--- start of Input data ---

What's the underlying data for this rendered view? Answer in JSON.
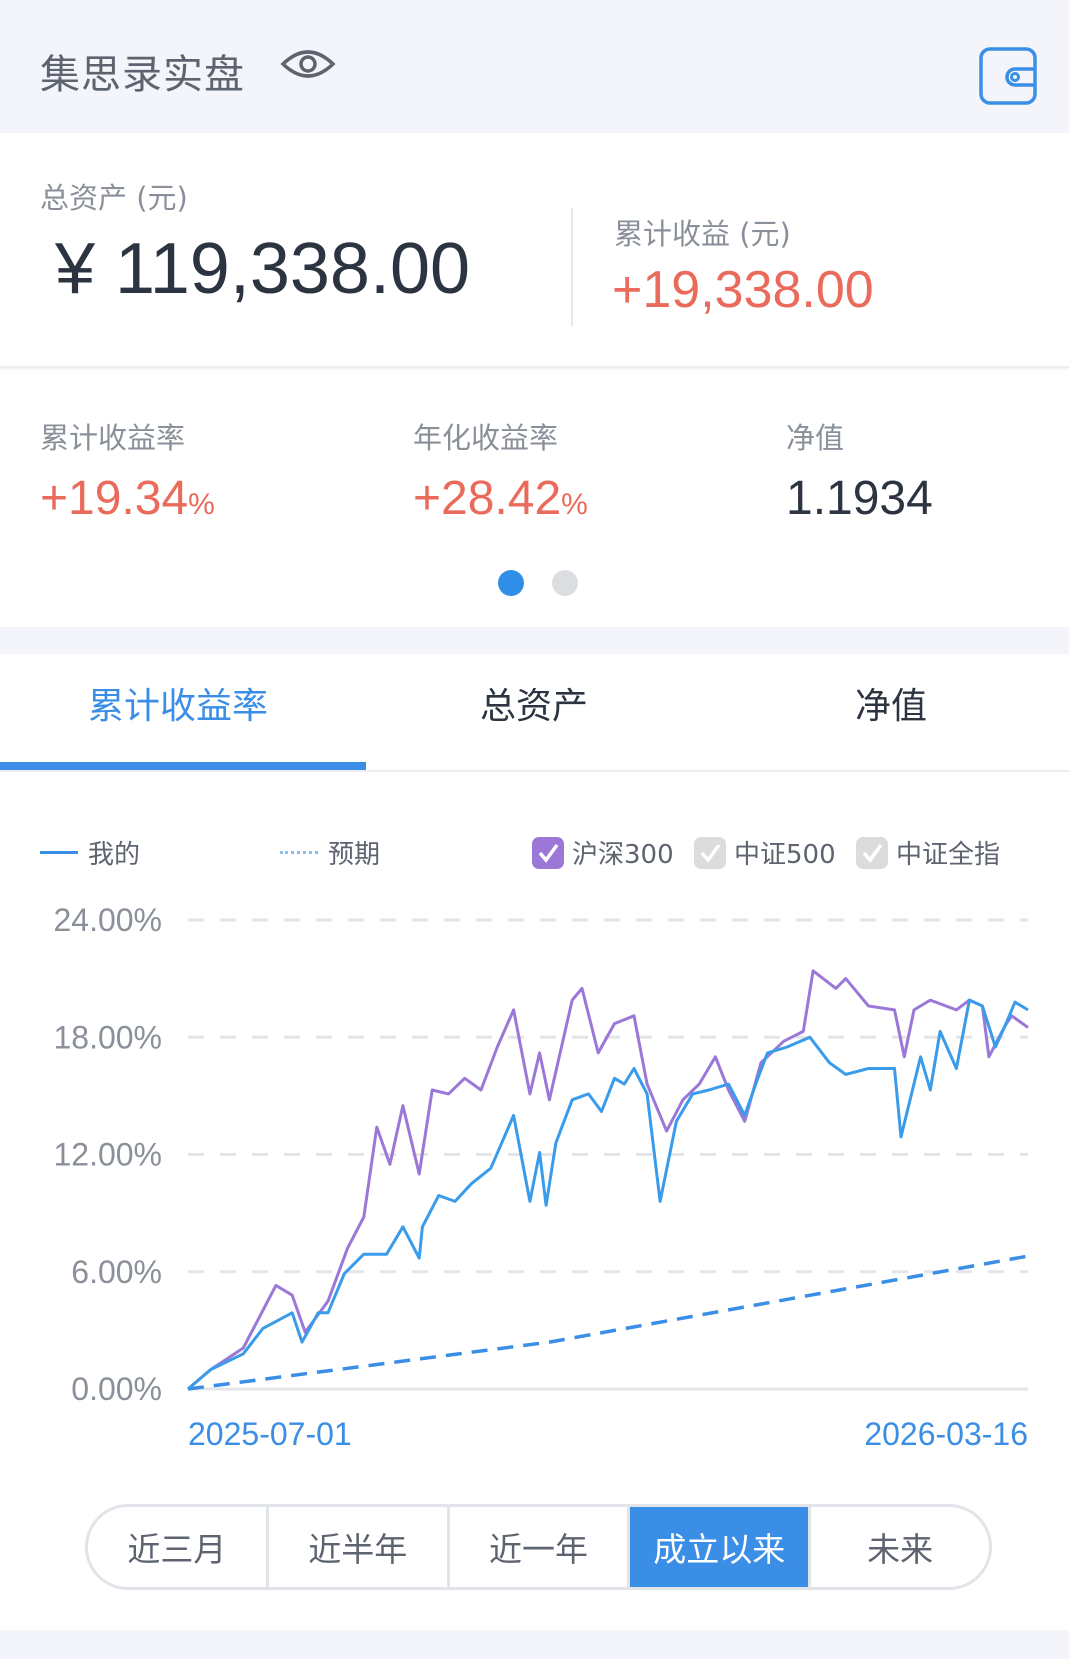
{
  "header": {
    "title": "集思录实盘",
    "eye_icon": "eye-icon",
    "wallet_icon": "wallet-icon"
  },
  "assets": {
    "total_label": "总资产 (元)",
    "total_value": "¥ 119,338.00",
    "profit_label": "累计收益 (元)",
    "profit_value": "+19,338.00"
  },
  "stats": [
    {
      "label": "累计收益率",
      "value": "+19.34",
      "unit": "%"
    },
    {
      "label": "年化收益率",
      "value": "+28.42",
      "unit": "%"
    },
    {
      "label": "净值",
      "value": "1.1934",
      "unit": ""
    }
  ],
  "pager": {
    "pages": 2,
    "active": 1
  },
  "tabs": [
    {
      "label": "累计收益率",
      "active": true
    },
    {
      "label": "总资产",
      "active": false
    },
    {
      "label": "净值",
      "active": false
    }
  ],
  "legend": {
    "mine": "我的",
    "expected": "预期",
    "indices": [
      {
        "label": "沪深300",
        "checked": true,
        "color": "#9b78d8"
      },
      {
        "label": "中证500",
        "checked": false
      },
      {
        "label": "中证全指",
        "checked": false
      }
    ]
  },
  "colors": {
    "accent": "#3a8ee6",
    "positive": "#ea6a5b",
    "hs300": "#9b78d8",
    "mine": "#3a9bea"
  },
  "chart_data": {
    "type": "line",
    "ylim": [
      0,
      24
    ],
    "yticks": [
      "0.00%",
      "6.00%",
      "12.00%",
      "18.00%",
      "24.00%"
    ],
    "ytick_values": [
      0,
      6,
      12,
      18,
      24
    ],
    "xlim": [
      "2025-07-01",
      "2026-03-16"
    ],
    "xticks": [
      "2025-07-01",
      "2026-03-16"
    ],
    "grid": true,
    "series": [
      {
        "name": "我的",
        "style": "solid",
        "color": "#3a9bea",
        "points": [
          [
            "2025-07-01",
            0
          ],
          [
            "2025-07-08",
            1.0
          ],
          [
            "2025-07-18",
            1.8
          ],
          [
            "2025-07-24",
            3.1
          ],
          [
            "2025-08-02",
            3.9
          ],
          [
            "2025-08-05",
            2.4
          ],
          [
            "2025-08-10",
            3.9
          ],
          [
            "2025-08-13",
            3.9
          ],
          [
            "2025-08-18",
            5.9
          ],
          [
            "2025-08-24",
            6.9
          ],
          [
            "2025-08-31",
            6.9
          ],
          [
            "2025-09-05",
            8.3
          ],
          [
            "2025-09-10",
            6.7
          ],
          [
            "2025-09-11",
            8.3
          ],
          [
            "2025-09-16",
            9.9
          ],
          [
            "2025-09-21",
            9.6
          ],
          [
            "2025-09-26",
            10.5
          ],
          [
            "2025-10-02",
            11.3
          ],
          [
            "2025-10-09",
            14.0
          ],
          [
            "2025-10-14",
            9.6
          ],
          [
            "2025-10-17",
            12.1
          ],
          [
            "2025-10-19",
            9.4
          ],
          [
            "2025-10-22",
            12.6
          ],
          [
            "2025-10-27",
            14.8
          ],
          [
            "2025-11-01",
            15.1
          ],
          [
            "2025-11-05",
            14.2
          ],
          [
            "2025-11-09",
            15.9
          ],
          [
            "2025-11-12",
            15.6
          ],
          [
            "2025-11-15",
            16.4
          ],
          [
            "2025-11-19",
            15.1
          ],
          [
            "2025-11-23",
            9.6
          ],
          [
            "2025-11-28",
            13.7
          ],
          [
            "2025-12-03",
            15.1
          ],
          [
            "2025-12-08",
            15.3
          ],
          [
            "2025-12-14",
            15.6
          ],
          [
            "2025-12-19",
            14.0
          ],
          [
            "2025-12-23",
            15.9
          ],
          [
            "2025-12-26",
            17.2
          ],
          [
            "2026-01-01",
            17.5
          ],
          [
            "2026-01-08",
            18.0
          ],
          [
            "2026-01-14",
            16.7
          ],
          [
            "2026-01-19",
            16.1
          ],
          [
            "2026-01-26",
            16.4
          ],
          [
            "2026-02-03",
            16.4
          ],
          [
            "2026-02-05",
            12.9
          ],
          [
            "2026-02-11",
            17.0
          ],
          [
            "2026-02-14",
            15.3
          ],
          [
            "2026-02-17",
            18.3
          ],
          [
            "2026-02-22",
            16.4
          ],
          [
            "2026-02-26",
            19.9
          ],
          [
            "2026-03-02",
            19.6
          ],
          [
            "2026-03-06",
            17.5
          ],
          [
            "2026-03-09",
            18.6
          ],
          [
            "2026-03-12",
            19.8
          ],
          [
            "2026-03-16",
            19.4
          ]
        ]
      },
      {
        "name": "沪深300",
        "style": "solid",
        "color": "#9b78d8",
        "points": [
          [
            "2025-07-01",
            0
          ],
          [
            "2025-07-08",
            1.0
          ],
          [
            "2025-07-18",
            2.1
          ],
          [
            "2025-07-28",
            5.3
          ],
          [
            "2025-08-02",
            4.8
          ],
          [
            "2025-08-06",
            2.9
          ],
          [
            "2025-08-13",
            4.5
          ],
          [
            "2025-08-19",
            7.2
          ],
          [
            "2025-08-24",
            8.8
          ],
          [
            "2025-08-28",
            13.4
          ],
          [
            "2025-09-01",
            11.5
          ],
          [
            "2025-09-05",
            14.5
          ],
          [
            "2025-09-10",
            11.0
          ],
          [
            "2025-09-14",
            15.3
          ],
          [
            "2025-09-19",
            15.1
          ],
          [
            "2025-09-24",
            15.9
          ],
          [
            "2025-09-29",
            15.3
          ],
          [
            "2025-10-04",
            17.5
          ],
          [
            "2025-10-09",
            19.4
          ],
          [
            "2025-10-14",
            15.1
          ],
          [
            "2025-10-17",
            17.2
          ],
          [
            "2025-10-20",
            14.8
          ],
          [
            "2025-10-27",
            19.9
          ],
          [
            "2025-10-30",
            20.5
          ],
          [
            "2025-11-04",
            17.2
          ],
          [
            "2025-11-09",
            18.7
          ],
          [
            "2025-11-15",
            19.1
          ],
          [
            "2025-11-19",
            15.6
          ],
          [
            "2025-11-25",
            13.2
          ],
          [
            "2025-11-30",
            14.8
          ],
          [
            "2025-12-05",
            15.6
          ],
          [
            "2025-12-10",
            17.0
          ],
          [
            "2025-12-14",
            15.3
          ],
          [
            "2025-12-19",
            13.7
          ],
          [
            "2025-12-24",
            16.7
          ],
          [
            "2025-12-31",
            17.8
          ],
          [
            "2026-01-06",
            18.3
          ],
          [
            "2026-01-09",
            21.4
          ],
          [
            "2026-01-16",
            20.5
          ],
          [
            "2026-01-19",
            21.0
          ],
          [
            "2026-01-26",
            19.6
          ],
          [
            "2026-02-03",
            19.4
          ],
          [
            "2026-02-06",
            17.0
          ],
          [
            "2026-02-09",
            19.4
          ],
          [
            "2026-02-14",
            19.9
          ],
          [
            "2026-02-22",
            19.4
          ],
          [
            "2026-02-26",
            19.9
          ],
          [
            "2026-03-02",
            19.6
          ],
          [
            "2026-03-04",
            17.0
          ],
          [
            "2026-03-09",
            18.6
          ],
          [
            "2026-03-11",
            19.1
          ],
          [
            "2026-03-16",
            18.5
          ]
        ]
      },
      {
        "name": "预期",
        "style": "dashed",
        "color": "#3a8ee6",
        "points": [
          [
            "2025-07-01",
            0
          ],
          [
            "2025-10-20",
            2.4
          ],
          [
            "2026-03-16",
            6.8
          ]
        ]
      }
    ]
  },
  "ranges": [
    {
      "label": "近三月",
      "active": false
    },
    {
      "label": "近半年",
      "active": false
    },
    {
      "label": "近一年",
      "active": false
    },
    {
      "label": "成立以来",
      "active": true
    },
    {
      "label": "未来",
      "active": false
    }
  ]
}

--- end of Input data ---
--- start of Input data ---

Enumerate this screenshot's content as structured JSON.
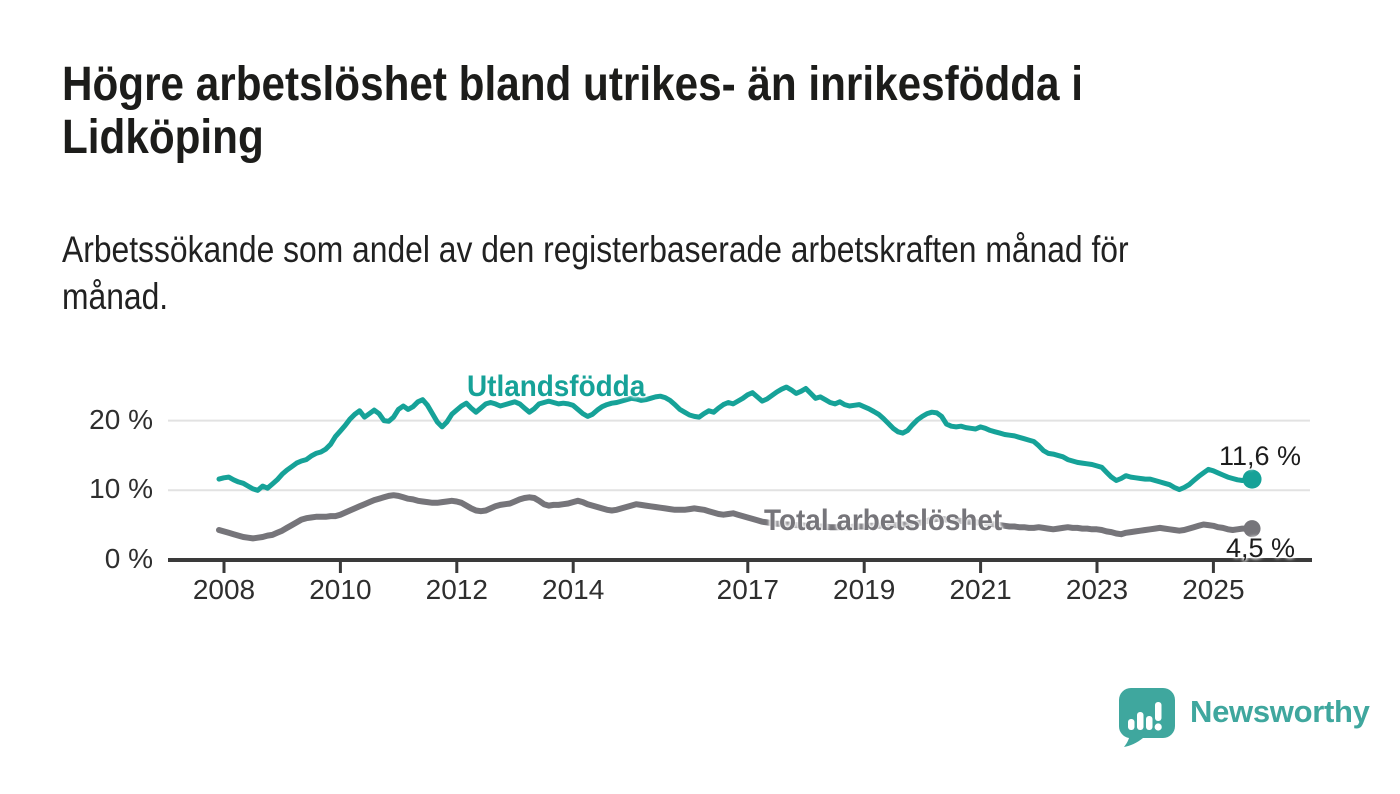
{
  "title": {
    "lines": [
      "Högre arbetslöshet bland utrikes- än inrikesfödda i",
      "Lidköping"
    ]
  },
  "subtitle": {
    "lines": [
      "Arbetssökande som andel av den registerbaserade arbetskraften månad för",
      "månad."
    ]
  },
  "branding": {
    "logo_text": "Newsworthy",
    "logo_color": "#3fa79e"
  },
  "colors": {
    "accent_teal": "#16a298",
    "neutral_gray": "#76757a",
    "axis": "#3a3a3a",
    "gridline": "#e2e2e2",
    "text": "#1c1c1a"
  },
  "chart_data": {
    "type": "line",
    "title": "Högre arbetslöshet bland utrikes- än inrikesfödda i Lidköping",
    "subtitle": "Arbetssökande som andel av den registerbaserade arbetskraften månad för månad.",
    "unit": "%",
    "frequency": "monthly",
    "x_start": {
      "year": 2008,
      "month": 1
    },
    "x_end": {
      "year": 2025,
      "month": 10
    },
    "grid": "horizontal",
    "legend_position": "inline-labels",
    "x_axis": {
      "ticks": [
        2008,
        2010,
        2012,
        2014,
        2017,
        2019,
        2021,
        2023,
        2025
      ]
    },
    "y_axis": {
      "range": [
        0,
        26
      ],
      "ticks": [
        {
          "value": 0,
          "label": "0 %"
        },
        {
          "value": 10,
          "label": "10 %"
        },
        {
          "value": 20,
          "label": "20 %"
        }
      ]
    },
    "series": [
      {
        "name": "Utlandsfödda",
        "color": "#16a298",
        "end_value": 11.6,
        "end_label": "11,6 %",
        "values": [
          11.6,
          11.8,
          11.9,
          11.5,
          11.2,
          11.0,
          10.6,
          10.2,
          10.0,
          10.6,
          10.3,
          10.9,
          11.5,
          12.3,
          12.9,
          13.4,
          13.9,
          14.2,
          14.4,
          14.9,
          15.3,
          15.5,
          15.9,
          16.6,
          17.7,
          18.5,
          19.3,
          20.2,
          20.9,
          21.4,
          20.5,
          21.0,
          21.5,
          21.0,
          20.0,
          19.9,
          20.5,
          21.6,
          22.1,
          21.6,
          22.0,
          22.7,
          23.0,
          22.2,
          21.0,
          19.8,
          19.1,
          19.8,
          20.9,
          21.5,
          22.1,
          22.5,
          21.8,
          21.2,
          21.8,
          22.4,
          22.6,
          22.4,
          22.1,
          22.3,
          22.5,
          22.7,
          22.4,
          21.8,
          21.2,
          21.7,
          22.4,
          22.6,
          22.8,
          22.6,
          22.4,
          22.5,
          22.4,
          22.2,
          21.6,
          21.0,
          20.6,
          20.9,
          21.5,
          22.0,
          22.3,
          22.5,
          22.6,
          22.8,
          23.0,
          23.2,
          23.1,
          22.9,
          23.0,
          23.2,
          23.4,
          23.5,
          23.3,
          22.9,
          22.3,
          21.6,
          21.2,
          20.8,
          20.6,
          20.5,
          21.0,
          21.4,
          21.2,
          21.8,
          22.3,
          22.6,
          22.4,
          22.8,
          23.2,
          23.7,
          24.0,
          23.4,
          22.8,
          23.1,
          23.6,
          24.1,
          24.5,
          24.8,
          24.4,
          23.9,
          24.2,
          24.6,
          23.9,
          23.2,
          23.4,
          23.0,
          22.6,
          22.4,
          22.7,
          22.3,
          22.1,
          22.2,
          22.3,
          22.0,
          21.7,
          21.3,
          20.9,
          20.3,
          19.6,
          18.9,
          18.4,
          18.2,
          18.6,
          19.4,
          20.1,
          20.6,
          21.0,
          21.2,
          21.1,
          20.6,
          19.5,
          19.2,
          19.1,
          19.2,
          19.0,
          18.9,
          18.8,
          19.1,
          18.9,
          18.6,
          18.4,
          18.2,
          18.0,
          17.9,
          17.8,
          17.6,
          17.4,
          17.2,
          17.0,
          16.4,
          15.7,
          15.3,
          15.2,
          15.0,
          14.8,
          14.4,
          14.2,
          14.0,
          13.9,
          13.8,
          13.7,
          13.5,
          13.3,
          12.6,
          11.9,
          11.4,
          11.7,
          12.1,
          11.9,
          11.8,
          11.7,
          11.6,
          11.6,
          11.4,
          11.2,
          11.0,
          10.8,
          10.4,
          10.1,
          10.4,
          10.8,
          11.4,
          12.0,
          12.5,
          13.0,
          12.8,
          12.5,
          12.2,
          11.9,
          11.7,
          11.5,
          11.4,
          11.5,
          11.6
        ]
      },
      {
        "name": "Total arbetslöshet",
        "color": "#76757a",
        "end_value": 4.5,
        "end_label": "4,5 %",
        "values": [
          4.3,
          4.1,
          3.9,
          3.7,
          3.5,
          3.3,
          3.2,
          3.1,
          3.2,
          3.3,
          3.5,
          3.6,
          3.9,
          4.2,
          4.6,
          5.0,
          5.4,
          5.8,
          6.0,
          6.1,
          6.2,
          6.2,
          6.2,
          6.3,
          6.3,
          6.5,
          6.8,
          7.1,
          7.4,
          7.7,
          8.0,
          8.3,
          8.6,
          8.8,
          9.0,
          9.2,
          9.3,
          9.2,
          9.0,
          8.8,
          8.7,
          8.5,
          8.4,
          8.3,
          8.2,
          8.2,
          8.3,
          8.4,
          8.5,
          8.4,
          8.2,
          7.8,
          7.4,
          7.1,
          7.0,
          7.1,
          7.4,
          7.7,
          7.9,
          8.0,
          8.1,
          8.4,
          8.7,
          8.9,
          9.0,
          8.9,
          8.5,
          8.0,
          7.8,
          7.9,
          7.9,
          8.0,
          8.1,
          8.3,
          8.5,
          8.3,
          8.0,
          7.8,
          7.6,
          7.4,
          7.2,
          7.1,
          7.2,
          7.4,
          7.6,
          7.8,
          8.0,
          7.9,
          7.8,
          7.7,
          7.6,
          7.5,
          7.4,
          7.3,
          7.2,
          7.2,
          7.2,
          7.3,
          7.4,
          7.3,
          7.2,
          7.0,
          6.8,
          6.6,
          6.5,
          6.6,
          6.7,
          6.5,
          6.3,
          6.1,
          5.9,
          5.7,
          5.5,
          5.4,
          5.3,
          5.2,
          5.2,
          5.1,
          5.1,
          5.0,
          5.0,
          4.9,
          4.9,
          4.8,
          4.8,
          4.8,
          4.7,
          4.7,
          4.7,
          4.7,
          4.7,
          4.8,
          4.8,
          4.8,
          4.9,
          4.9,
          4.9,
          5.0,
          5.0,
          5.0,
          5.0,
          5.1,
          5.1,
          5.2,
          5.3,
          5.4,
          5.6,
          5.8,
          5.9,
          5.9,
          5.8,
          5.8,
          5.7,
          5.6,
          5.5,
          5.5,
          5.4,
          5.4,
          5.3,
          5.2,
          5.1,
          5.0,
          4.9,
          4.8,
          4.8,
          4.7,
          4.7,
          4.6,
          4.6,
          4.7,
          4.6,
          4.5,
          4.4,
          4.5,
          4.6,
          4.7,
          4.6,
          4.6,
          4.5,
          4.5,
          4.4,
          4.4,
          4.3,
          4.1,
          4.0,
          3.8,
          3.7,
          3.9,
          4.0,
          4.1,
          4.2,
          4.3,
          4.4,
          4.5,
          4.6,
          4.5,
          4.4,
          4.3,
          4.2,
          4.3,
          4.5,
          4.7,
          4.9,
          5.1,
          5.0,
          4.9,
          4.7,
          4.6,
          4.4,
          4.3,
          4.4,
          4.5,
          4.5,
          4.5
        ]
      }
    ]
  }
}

--- end of Input data ---

* Your goal
From the entries above, extract every line where the word "true" appears.

* Problem solution
      "active": true
        "checked": true,
    "grid": true,
      "active": true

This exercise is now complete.